◆ **Supplied data**:
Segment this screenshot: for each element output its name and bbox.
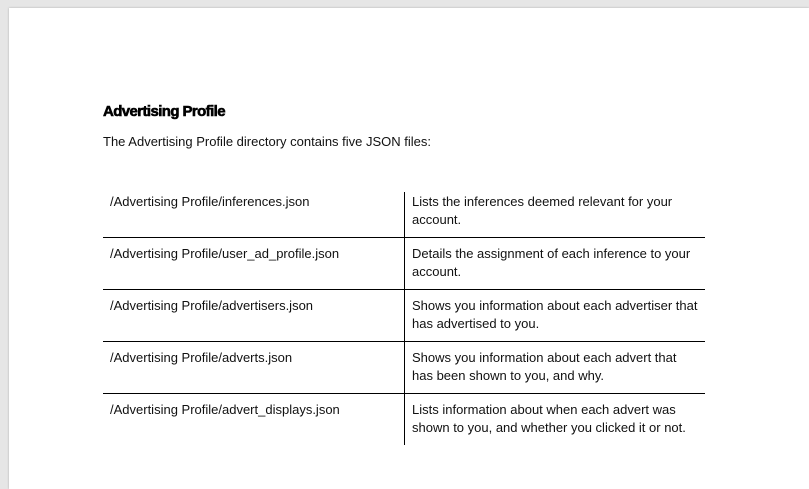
file-description-cell: Shows you information about each advert … [404, 341, 705, 394]
table-row: /Advertising Profile/advertisers.json Sh… [103, 289, 705, 342]
table-row: /Advertising Profile/user_ad_profile.jso… [103, 237, 705, 290]
table-row: /Advertising Profile/inferences.json Lis… [103, 192, 705, 238]
file-path-cell: /Advertising Profile/advert_displays.jso… [103, 393, 405, 445]
file-path-cell: /Advertising Profile/advertisers.json [103, 289, 405, 342]
table-row: /Advertising Profile/advert_displays.jso… [103, 393, 705, 445]
file-path-cell: /Advertising Profile/adverts.json [103, 341, 405, 394]
file-description-cell: Lists the inferences deemed relevant for… [412, 194, 673, 227]
intro-paragraph: The Advertising Profile directory contai… [103, 134, 432, 149]
file-description-cell: Details the assignment of each inference… [404, 237, 705, 290]
table-row: /Advertising Profile/adverts.json Shows … [103, 341, 705, 394]
file-description-cell: Lists information about when each advert… [404, 393, 705, 445]
file-path-cell: /Advertising Profile/user_ad_profile.jso… [103, 237, 405, 290]
section-heading: Advertising Profile [103, 103, 226, 121]
files-table: /Advertising Profile/inferences.json Lis… [103, 192, 705, 445]
document-page: Advertising Profile The Advertising Prof… [9, 8, 809, 489]
file-path-cell: /Advertising Profile/inferences.json [103, 192, 405, 238]
file-description-cell: Shows you information about each adverti… [404, 289, 705, 342]
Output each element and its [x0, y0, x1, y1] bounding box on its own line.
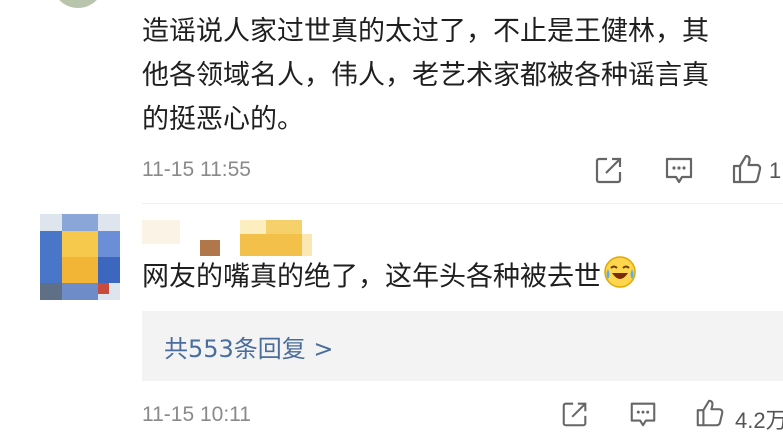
- comment-text-line: 的挺恶心的。: [142, 104, 304, 135]
- like-count: 1: [769, 158, 782, 183]
- comment-icon[interactable]: [663, 154, 695, 186]
- comment-timestamp: 11-15 11:55: [142, 158, 251, 181]
- avatar[interactable]: [52, 0, 104, 8]
- like-count: 4.2万: [735, 408, 783, 433]
- view-replies-link[interactable]: 共553条回复 >: [164, 329, 334, 364]
- comment-icon[interactable]: [628, 399, 658, 429]
- share-icon[interactable]: [593, 154, 625, 186]
- share-icon[interactable]: [560, 399, 590, 429]
- comment-text-line: 造谣说人家过世真的太过了，不止是王健林，其: [142, 16, 709, 47]
- replies-panel: 共553条回复 >: [142, 311, 783, 381]
- avatar[interactable]: [40, 214, 120, 300]
- thumbs-up-icon[interactable]: [694, 397, 726, 429]
- comment-timestamp: 11-15 10:11: [142, 403, 251, 426]
- username-obscured[interactable]: [142, 220, 312, 258]
- comment-text: 网友的嘴真的绝了，这年头各种被去世: [142, 255, 637, 301]
- thumbs-up-icon[interactable]: [730, 152, 764, 186]
- divider: [142, 203, 783, 204]
- comment-text-line: 他各领域名人，伟人，老艺术家都被各种谣言真: [142, 60, 709, 91]
- laughing-crying-emoji: [603, 255, 637, 301]
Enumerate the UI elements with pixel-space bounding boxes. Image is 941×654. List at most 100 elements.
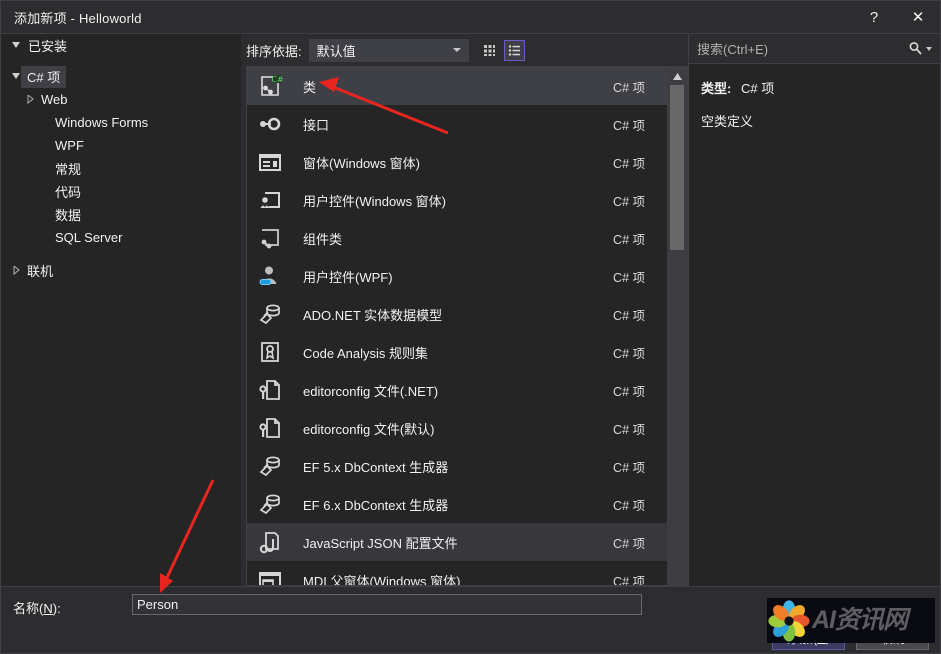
search-controls (908, 41, 932, 56)
search-input[interactable]: 搜索(Ctrl+E) (689, 39, 768, 58)
list-item-label: EF 5.x DbContext 生成器 (303, 459, 449, 475)
list-item-kind: C# 项 (613, 498, 645, 513)
sidebar-item-web[interactable]: Web (1, 88, 241, 111)
sidebar-item-label: 数据 (55, 208, 82, 223)
list-item[interactable]: 窗体(Windows 窗体) C# 项 (247, 143, 669, 181)
tree-root-installed[interactable]: 已安装 (1, 34, 241, 57)
list-item[interactable]: MDI 父窗体(Windows 窗体) C# 项 (247, 561, 669, 585)
sidebar-item-online[interactable]: 联机 (1, 259, 241, 282)
expander-right-icon (9, 264, 23, 278)
flower-logo (768, 599, 810, 642)
list-item-label: Code Analysis 规则集 (303, 345, 428, 361)
grid-view-button[interactable] (479, 40, 500, 61)
template-list-panel: 排序依据: 默认值 C# 类 C# 项 接口 C# 项 窗体(Windows 窗… (241, 34, 688, 586)
add-new-item-dialog: 添加新项 - Helloworld ? ✕ 已安装 C# 项 Web Windo… (0, 0, 941, 654)
list-view-icon (508, 44, 520, 56)
name-label-accesskey: N (43, 601, 53, 616)
ef-dbcontext-icon (255, 489, 285, 519)
sidebar-item-data[interactable]: 数据 (1, 203, 241, 226)
list-item-kind: C# 项 (613, 536, 645, 551)
list-item[interactable]: 接口 C# 项 (247, 105, 669, 143)
scrollbar-thumb[interactable] (670, 85, 684, 250)
sort-by-label: 排序依据: (246, 43, 302, 59)
list-item-kind: C# 项 (613, 232, 645, 247)
list-item[interactable]: editorconfig 文件(默认) C# 项 (247, 409, 669, 447)
list-item-label: MDI 父窗体(Windows 窗体) (303, 573, 461, 586)
list-item[interactable]: 组件类 C# 项 (247, 219, 669, 257)
usercontrol-wpf-icon (255, 261, 285, 291)
list-item[interactable]: EF 5.x DbContext 生成器 C# 项 (247, 447, 669, 485)
list-item-label: 窗体(Windows 窗体) (303, 155, 421, 171)
template-list: C# 类 C# 项 接口 C# 项 窗体(Windows 窗体) C# 项 用户… (246, 66, 688, 586)
sidebar-item-csharp[interactable]: C# 项 (1, 65, 241, 88)
close-button[interactable]: ✕ (896, 1, 940, 34)
list-item[interactable]: JavaScript JSON 配置文件 C# 项 (247, 523, 669, 561)
list-item-kind: C# 项 (613, 308, 645, 323)
details-panel: 搜索(Ctrl+E) 类型: C# 项 空类定义 (688, 34, 940, 586)
list-item-kind: C# 项 (613, 574, 645, 586)
name-label-prefix: 名称( (13, 601, 44, 616)
list-item-label: 接口 (303, 117, 330, 133)
list-item-kind: C# 项 (613, 118, 645, 133)
ruleset-icon (255, 337, 285, 367)
editorconfig-icon (255, 413, 285, 443)
list-item[interactable]: Code Analysis 规则集 C# 项 (247, 333, 669, 371)
template-list-scrollbar[interactable] (667, 67, 687, 585)
class-icon: C# (255, 71, 285, 101)
json-config-icon (255, 527, 285, 557)
list-item[interactable]: 用户控件(Windows 窗体) C# 项 (247, 181, 669, 219)
title-bar: 添加新项 - Helloworld ? ✕ (1, 1, 940, 34)
window-controls: ? ✕ (852, 1, 940, 34)
sidebar-item-label: 常规 (55, 162, 82, 177)
name-input[interactable] (132, 594, 642, 615)
name-field-label: 名称(N): (13, 598, 61, 617)
sidebar-item-label: 代码 (55, 185, 82, 200)
list-item-kind: C# 项 (613, 422, 645, 437)
sort-by-dropdown[interactable]: 默认值 (308, 38, 469, 62)
sidebar-item-general[interactable]: 常规 (1, 157, 241, 180)
help-button[interactable]: ? (852, 1, 896, 34)
list-item-kind: C# 项 (613, 346, 645, 361)
list-item[interactable]: C# 类 C# 项 (247, 67, 669, 105)
list-view-button[interactable] (503, 39, 525, 61)
detail-type-label: 类型: (701, 81, 732, 96)
template-details: 类型: C# 项 空类定义 (688, 64, 940, 586)
list-item-label: 用户控件(Windows 窗体) (303, 193, 447, 209)
list-item-kind: C# 项 (613, 194, 645, 209)
winform-icon (255, 147, 285, 177)
window-title: 添加新项 - Helloworld (14, 10, 142, 26)
scroll-up-arrow-icon[interactable] (667, 67, 687, 85)
list-item[interactable]: ADO.NET 实体数据模型 C# 项 (247, 295, 669, 333)
editorconfig-icon (255, 375, 285, 405)
list-item-label: JavaScript JSON 配置文件 (303, 535, 458, 551)
list-item[interactable]: EF 6.x DbContext 生成器 C# 项 (247, 485, 669, 523)
svg-text:C#: C# (271, 75, 283, 84)
sidebar-item-label: Windows Forms (55, 115, 149, 130)
sort-by-value: 默认值 (316, 43, 356, 59)
list-item[interactable]: 用户控件(WPF) C# 项 (247, 257, 669, 295)
grid-view-icon (483, 44, 495, 56)
ef-dbcontext-icon (255, 451, 285, 481)
sidebar-item-wpf[interactable]: WPF (1, 134, 241, 157)
search-box[interactable]: 搜索(Ctrl+E) (688, 34, 940, 64)
template-list-scroll-content: C# 类 C# 项 接口 C# 项 窗体(Windows 窗体) C# 项 用户… (247, 67, 669, 585)
list-item-label: editorconfig 文件(.NET) (303, 383, 439, 399)
sidebar-item-sql-server[interactable]: SQL Server (1, 226, 241, 249)
sidebar-item-label: SQL Server (55, 230, 123, 245)
sidebar-item-label: WPF (55, 138, 84, 153)
sidebar-item-code[interactable]: 代码 (1, 180, 241, 203)
sidebar-item-label: Web (41, 92, 68, 107)
sidebar-item-label: 联机 (27, 264, 54, 279)
sidebar-item-windows-forms[interactable]: Windows Forms (1, 111, 241, 134)
chevron-down-icon[interactable] (926, 46, 932, 51)
watermark-overlay: AI资讯网 (767, 598, 935, 643)
list-item-label: editorconfig 文件(默认) (303, 421, 435, 437)
list-item-kind: C# 项 (613, 80, 645, 95)
ado-net-entity-model-icon (255, 299, 285, 329)
component-class-icon (255, 223, 285, 253)
sidebar-item-label: C# 项 (21, 65, 67, 88)
list-item-label: 类 (303, 79, 317, 95)
search-icon[interactable] (908, 41, 923, 56)
list-item-label: 用户控件(WPF) (303, 269, 393, 285)
list-item[interactable]: editorconfig 文件(.NET) C# 项 (247, 371, 669, 409)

◆ **Goal**: Please copy the material word for word, starting with the line that contains "search-controls (908, 41, 932, 56)" and going on through the line that contains "sidebar-item-web[interactable]: Web (1, 88, 241, 111)".

◆ **Task answer**:
search-controls (908, 41, 932, 56)
search-input[interactable]: 搜索(Ctrl+E) (689, 39, 768, 58)
list-item-label: EF 5.x DbContext 生成器 (303, 459, 449, 475)
list-item-kind: C# 项 (613, 498, 645, 513)
sidebar-item-web[interactable]: Web (1, 88, 241, 111)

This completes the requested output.